Estratto del testo
* * * * * * * * *

La piuma sul cappello
Le parole dei protagonisti fanno però piazza pulita di ogni minimizzazione o teoria giustificazionista. Gli stessi ex valani non hanno alcuna remora nel definirsi «schiavi». Ecco cosa racconta uno di loro, Vito Maio, a Elisabetta Landi: «Ho fatto il valano dal 1943 al 1950. Avevo tredici anni e mio padre mi prese e mi portò a Benevento a piazza Orsini dove si vendevano, chiamiamoli, schiavi. Sono andato a garzone a fare il pecoraro, mi pattuirono per un quintale di grano e 1.500 lire. Allora il padrone, la prima cosa che fece mi venne a guardare in bocca se avevo i denti buoni, se ero robusto con i muscoli, per vedere che forza c’avevo, perché loro dovevano sfruttare al massimo quello che potevano». Una descrizione che coincide con quella di Alvaro: «I compratori di schiavi esaminavano la dentatura, le gambe, il petto del gualano e se le sue mani fossero ancora troppo tenere, e non munite di promettenti calli».

* * * * * * * * *

Dati esercizio
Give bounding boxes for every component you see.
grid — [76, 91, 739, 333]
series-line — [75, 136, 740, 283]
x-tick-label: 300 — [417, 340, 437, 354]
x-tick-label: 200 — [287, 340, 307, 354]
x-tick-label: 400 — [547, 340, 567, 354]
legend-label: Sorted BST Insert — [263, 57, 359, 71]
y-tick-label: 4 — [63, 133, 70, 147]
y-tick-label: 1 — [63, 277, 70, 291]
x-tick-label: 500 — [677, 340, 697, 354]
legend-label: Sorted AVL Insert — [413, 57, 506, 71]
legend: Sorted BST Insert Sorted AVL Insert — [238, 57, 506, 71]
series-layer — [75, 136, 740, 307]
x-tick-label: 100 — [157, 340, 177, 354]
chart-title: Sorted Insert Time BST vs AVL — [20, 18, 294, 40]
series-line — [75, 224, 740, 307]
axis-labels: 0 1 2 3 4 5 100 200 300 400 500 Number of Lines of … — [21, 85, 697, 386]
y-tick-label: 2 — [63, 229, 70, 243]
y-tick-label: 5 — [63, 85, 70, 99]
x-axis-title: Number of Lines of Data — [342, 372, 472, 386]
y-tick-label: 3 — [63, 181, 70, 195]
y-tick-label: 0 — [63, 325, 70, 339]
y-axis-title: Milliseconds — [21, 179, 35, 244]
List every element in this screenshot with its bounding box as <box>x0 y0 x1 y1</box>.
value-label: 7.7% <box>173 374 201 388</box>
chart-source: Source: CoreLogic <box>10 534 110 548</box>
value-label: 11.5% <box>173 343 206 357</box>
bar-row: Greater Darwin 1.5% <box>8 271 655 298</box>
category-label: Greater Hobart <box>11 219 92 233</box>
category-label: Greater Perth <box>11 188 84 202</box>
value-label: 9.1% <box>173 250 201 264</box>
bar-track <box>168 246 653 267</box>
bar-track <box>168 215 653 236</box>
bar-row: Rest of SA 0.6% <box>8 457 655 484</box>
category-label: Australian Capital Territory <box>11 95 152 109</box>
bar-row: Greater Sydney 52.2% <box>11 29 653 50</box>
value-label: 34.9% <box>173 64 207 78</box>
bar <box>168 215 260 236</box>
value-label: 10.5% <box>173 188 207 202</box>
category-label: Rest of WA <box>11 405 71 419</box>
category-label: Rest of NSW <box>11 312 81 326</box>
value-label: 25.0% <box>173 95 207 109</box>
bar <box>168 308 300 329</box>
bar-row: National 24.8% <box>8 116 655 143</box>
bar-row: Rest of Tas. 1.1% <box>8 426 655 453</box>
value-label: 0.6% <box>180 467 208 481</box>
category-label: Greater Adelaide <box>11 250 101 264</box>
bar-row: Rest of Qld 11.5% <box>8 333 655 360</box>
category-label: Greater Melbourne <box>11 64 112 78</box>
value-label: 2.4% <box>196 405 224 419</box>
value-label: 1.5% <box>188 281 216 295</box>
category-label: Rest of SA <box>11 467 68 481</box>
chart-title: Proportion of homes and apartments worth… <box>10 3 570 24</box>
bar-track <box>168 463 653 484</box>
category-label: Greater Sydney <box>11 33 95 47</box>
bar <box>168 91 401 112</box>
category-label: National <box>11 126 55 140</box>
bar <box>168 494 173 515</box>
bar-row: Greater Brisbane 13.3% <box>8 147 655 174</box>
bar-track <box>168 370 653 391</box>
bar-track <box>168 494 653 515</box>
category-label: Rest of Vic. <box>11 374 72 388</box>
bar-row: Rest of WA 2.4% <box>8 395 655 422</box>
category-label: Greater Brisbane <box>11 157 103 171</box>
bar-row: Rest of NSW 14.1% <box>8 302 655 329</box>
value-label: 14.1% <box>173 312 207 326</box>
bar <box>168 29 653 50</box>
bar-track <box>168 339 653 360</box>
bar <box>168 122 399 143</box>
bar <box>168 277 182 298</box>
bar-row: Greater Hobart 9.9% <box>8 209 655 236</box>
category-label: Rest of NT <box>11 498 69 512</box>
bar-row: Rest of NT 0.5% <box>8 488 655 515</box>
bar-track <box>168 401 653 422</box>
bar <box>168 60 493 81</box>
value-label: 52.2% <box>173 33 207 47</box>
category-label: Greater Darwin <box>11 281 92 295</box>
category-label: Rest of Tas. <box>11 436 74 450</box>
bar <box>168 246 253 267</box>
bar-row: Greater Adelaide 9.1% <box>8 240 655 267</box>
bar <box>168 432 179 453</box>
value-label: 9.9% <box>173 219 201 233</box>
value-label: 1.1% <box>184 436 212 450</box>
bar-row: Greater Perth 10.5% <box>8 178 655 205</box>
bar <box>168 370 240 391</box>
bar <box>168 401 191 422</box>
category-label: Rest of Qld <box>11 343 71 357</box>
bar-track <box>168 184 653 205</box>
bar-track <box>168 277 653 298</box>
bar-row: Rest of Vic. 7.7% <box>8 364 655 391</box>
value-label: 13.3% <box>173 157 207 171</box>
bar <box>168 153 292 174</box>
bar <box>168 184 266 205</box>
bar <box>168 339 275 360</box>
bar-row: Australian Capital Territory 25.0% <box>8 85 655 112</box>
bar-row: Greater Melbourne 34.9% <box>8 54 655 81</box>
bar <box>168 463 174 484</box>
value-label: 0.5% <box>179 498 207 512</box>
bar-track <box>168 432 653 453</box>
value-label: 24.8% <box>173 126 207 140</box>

* * * * * * * * *

Elenco attività
**A)** Trascrivi le voci dall'inizio fino alla riga che contiene "category-label: Greater Hobart", compresa.
**B)** Scrivi il seguito del brano sui valani, partendo subito dopo la sua ultima frase.

Risposte per attività
**A)**
Give bounding boxes for every component you see.
grid — [76, 91, 739, 333]
series-line — [75, 136, 740, 283]
x-tick-label: 300 — [417, 340, 437, 354]
x-tick-label: 200 — [287, 340, 307, 354]
x-tick-label: 400 — [547, 340, 567, 354]
legend-label: Sorted BST Insert — [263, 57, 359, 71]
y-tick-label: 4 — [63, 133, 70, 147]
y-tick-label: 1 — [63, 277, 70, 291]
x-tick-label: 500 — [677, 340, 697, 354]
legend-label: Sorted AVL Insert — [413, 57, 506, 71]
legend: Sorted BST Insert Sorted AVL Insert — [238, 57, 506, 71]
series-layer — [75, 136, 740, 307]
x-tick-label: 100 — [157, 340, 177, 354]
chart-title: Sorted Insert Time BST vs AVL — [20, 18, 294, 40]
series-line — [75, 224, 740, 307]
axis-labels: 0 1 2 3 4 5 100 200 300 400 500 Number of Lines of … — [21, 85, 697, 386]
y-tick-label: 2 — [63, 229, 70, 243]
y-tick-label: 5 — [63, 85, 70, 99]
x-axis-title: Number of Lines of Data — [342, 372, 472, 386]
y-tick-label: 3 — [63, 181, 70, 195]
y-tick-label: 0 — [63, 325, 70, 339]
y-axis-title: Milliseconds — [21, 179, 35, 244]
List every element in this screenshot with its bounding box as <box>x0 y0 x1 y1</box>.
value-label: 7.7% <box>173 374 201 388</box>
chart-source: Source: CoreLogic <box>10 534 110 548</box>
value-label: 11.5% <box>173 343 206 357</box>
bar-row: Greater Darwin 1.5% <box>8 271 655 298</box>
category-label: Greater Hobart <box>11 219 92 233</box>

**B)**
Proviamo dunque a immaginare cosa andava in scena ogni 15 agosto nella piazza Orsini, proprio davanti al Duomo e sotto le finestre del primo ufficio di collocamento, inaugurato nel 1949: famiglie intere che portavano in mostra i loro ragazzi (resi riconoscibili da un fazzoletto legato al braccio o una penna di uccello sul cappello di paglia) con l’obiettivo di liberarsi del peso del sostentamento e ricavarne qualche ricompensa in natura; proprietari terrieri, coloni, massari, enfiteuti e chiunque avesse bisogno di un garzone, un bifolco, un pastore, un guardiano di capre o maiali che si aggiravano per la piazza fermandosi a discorrere e contrattare, controllare dentature e mani, prestanza fisica ed età ; sensali che mediavano su modalità  e condizioni di ingaggio; curiosi e faccendieri di vario genere che intervenivano nella contrattazione prendendo le parti ora dell’uno ora dell’altro. 
Una Spoon River del sud
Il teatrino andava avanti per l’intera giornata, e nel gioco delle parti ognuna cercava di strappare il massimo su norme da rispettare e compensi, tipo e numeri di animali da accudire e visite familiari, compiti da svolgere nella tenuta agricola e uscite annuali, luogo dove consumare i pasti e ore di riposo.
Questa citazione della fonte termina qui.